__WHAT TO WORK ON__
Copy every line from the data below in which the string "促进中心" can be found.

Records from a dataset
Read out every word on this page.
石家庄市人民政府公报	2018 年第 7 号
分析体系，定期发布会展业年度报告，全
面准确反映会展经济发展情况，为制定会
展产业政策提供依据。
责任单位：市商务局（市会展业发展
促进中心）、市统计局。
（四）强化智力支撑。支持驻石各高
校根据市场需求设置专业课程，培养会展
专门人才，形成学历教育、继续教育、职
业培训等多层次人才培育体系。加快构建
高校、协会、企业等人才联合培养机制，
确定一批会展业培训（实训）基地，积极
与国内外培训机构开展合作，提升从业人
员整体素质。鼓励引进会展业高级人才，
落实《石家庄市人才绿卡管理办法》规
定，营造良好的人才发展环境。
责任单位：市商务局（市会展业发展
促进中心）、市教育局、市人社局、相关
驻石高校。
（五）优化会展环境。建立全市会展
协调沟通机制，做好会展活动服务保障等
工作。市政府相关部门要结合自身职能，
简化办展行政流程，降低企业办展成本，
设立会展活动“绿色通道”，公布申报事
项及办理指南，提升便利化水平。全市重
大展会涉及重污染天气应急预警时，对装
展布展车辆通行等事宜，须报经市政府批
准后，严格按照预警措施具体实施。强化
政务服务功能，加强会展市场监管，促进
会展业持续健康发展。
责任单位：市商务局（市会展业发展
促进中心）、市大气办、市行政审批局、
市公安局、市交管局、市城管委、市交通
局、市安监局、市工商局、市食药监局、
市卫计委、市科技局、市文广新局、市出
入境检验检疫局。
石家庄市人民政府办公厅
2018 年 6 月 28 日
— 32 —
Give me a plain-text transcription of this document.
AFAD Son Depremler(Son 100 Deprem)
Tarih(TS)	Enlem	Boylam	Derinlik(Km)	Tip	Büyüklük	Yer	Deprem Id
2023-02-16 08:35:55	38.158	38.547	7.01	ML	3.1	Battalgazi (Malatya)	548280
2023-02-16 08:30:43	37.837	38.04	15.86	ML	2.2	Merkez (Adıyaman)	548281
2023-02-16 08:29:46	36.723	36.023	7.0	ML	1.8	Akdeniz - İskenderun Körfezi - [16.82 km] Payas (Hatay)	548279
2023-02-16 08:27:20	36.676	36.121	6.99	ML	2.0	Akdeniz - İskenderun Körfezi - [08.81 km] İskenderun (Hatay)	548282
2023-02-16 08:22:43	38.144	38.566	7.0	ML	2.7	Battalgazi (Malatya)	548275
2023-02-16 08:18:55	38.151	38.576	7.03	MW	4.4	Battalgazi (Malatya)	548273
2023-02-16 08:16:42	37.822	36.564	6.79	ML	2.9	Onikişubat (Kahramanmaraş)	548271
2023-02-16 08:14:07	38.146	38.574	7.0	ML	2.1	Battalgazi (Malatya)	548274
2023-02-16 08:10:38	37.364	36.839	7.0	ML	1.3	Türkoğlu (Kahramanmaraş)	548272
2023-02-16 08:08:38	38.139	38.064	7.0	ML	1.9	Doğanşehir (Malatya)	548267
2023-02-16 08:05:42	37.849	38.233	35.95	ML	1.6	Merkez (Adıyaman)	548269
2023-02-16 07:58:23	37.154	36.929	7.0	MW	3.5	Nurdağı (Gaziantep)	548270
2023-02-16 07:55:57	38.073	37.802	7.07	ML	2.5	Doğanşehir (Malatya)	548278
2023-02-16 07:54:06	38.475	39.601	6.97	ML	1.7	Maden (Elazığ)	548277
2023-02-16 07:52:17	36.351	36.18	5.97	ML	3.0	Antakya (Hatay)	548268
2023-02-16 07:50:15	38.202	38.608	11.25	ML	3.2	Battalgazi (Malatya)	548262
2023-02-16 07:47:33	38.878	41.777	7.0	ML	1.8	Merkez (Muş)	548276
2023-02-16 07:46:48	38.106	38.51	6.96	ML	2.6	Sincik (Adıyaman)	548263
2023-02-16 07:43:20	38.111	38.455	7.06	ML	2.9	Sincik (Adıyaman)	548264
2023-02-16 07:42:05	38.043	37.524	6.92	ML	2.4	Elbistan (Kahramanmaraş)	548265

__ANSWER FOR THE TASK__
促进中心）、市统计局。
促进中心）、市教育局、市人社局、相关
促进中心）、市大气办、市行政审批局、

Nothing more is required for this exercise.